··· AVAILABLE RECORDS ···
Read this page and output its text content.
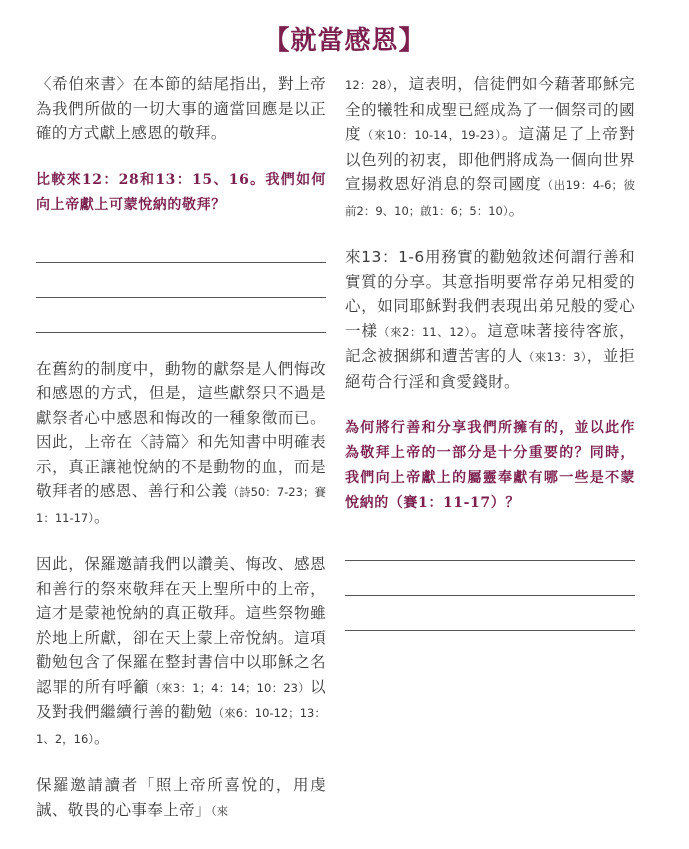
【就當感恩】

〈希伯來書〉在本節的結尾指出，對上帝為我們所做的一切大事的適當回應是以正確的方式獻上感恩的敬拜。

比較來12：28和13：15、16。我們如何向上帝獻上可蒙悅納的敬拜？

在舊約的制度中，動物的獻祭是人們悔改和感恩的方式，但是，這些獻祭只不過是獻祭者心中感恩和悔改的一種象徵而已。因此，上帝在〈詩篇〉和先知書中明確表示，真正讓祂悅納的不是動物的血，而是敬拜者的感恩、善行和公義（詩50：7-23；賽1：11-17）。

因此，保羅邀請我們以讚美、悔改、感恩和善行的祭來敬拜在天上聖所中的上帝，這才是蒙祂悅納的真正敬拜。這些祭物雖於地上所獻，卻在天上蒙上帝悅納。這項勸勉包含了保羅在整封書信中以耶穌之名認罪的所有呼籲（來3：1；4：14；10：23）以及對我們繼續行善的勸勉（來6：10-12；13：1、2，16）。

保羅邀請讀者「照上帝所喜悅的，用虔誠、敬畏的心事奉上帝」（來

12：28），這表明，信徒們如今藉著耶穌完全的犧牲和成聖已經成為了一個祭司的國度（來10：10-14，19-23）。這滿足了上帝對以色列的初衷，即他們將成為一個向世界宣揚救恩好消息的祭司國度（出19：4-6；彼前2：9、10；啟1：6；5：10）。

來13：1-6用務實的勸勉敘述何謂行善和實質的分享。其意指明要常存弟兄相愛的心，如同耶穌對我們表現出弟兄般的愛心一樣（來2：11、12）。這意味著接待客旅，記念被捆綁和遭苦害的人（來13：3），並拒絕苟合行淫和貪愛錢財。

為何將行善和分享我們所擁有的，並以此作為敬拜上帝的一部分是十分重要的？同時，我們向上帝獻上的屬靈奉獻有哪一些是不蒙悅納的（賽1：11-17）？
···
● **DESCRIPTION OF THE TASK**: Each record above must be returned exactly as written, with its pictures omitted.

● **RESULT OF THIS EXERCISE**:
Read this page and output its text content.
【就當感恩】

〈希伯來書〉在本節的結尾指出，對上帝為我們所做的一切大事的適當回應是以正確的方式獻上感恩的敬拜。

比較來12：28和13：15、16。我們如何向上帝獻上可蒙悅納的敬拜？

在舊約的制度中，動物的獻祭是人們悔改和感恩的方式，但是，這些獻祭只不過是獻祭者心中感恩和悔改的一種象徵而已。因此，上帝在〈詩篇〉和先知書中明確表示，真正讓祂悅納的不是動物的血，而是敬拜者的感恩、善行和公義（詩50：7-23；賽1：11-17）。

因此，保羅邀請我們以讚美、悔改、感恩和善行的祭來敬拜在天上聖所中的上帝，這才是蒙祂悅納的真正敬拜。這些祭物雖於地上所獻，卻在天上蒙上帝悅納。這項勸勉包含了保羅在整封書信中以耶穌之名認罪的所有呼籲（來3：1；4：14；10：23）以及對我們繼續行善的勸勉（來6：10-12；13：1、2，16）。

保羅邀請讀者「照上帝所喜悅的，用虔誠、敬畏的心事奉上帝」（來

12：28），這表明，信徒們如今藉著耶穌完全的犧牲和成聖已經成為了一個祭司的國度（來10：10-14，19-23）。這滿足了上帝對以色列的初衷，即他們將成為一個向世界宣揚救恩好消息的祭司國度（出19：4-6；彼前2：9、10；啟1：6；5：10）。

來13：1-6用務實的勸勉敘述何謂行善和實質的分享。其意指明要常存弟兄相愛的心，如同耶穌對我們表現出弟兄般的愛心一樣（來2：11、12）。這意味著接待客旅，記念被捆綁和遭苦害的人（來13：3），並拒絕苟合行淫和貪愛錢財。

為何將行善和分享我們所擁有的，並以此作為敬拜上帝的一部分是十分重要的？同時，我們向上帝獻上的屬靈奉獻有哪一些是不蒙悅納的（賽1：11-17）？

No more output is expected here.